(The problem) Repeat the entire listing exactly as written.

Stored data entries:
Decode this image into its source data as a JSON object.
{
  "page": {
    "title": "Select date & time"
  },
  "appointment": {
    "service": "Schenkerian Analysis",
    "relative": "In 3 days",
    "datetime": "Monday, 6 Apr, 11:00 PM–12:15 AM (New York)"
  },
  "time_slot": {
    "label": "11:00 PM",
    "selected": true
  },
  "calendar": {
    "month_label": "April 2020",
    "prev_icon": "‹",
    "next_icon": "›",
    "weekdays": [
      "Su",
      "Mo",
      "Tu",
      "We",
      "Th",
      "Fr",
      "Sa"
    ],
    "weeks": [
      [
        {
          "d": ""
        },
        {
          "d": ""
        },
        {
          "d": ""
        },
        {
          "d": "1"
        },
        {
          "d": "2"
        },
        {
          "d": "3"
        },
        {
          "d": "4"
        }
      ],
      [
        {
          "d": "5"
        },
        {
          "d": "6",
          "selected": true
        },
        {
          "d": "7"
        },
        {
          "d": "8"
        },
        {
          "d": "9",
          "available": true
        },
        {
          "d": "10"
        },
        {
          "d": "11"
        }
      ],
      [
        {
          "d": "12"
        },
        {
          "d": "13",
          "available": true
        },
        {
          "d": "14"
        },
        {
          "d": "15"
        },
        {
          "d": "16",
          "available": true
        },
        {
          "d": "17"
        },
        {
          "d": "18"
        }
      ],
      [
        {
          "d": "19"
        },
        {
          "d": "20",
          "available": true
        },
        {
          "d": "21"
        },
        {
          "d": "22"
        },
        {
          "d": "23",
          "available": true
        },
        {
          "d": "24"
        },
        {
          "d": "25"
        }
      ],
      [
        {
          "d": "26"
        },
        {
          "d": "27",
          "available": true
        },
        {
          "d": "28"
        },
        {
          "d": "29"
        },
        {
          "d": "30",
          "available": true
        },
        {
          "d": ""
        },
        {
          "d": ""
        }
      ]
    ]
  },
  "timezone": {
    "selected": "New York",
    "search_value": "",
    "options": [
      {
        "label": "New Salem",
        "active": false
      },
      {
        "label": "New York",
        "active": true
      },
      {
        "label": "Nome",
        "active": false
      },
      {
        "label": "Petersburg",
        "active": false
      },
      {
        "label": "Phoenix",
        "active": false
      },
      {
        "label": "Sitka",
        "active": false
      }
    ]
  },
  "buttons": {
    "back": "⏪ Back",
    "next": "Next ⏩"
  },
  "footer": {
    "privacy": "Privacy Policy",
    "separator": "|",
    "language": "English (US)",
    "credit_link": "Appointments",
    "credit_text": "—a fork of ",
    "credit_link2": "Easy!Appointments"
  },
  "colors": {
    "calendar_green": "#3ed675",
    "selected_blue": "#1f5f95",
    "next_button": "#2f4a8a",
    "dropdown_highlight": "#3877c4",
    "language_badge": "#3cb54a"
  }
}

(Answer in full)
Decode this image into its source data as a JSON object.
{
  "page": {
    "title": "Select date & time"
  },
  "appointment": {
    "service": "Schenkerian Analysis",
    "relative": "In 3 days",
    "datetime": "Monday, 6 Apr, 11:00 PM–12:15 AM (New York)"
  },
  "time_slot": {
    "label": "11:00 PM",
    "selected": true
  },
  "calendar": {
    "month_label": "April 2020",
    "prev_icon": "‹",
    "next_icon": "›",
    "weekdays": [
      "Su",
      "Mo",
      "Tu",
      "We",
      "Th",
      "Fr",
      "Sa"
    ],
    "weeks": [
      [
        {
          "d": ""
        },
        {
          "d": ""
        },
        {
          "d": ""
        },
        {
          "d": "1"
        },
        {
          "d": "2"
        },
        {
          "d": "3"
        },
        {
          "d": "4"
        }
      ],
      [
        {
          "d": "5"
        },
        {
          "d": "6",
          "selected": true
        },
        {
          "d": "7"
        },
        {
          "d": "8"
        },
        {
          "d": "9",
          "available": true
        },
        {
          "d": "10"
        },
        {
          "d": "11"
        }
      ],
      [
        {
          "d": "12"
        },
        {
          "d": "13",
          "available": true
        },
        {
          "d": "14"
        },
        {
          "d": "15"
        },
        {
          "d": "16",
          "available": true
        },
        {
          "d": "17"
        },
        {
          "d": "18"
        }
      ],
      [
        {
          "d": "19"
        },
        {
          "d": "20",
          "available": true
        },
        {
          "d": "21"
        },
        {
          "d": "22"
        },
        {
          "d": "23",
          "available": true
        },
        {
          "d": "24"
        },
        {
          "d": "25"
        }
      ],
      [
        {
          "d": "26"
        },
        {
          "d": "27",
          "available": true
        },
        {
          "d": "28"
        },
        {
          "d": "29"
        },
        {
          "d": "30",
          "available": true
        },
        {
          "d": ""
        },
        {
          "d": ""
        }
      ]
    ]
  },
  "timezone": {
    "selected": "New York",
    "search_value": "",
    "options": [
      {
        "label": "New Salem",
        "active": false
      },
      {
        "label": "New York",
        "active": true
      },
      {
        "label": "Nome",
        "active": false
      },
      {
        "label": "Petersburg",
        "active": false
      },
      {
        "label": "Phoenix",
        "active": false
      },
      {
        "label": "Sitka",
        "active": false
      }
    ]
  },
  "buttons": {
    "back": "⏪ Back",
    "next": "Next ⏩"
  },
  "footer": {
    "privacy": "Privacy Policy",
    "separator": "|",
    "language": "English (US)",
    "credit_link": "Appointments",
    "credit_text": "—a fork of ",
    "credit_link2": "Easy!Appointments"
  },
  "colors": {
    "calendar_green": "#3ed675",
    "selected_blue": "#1f5f95",
    "next_button": "#2f4a8a",
    "dropdown_highlight": "#3877c4",
    "language_badge": "#3cb54a"
  }
}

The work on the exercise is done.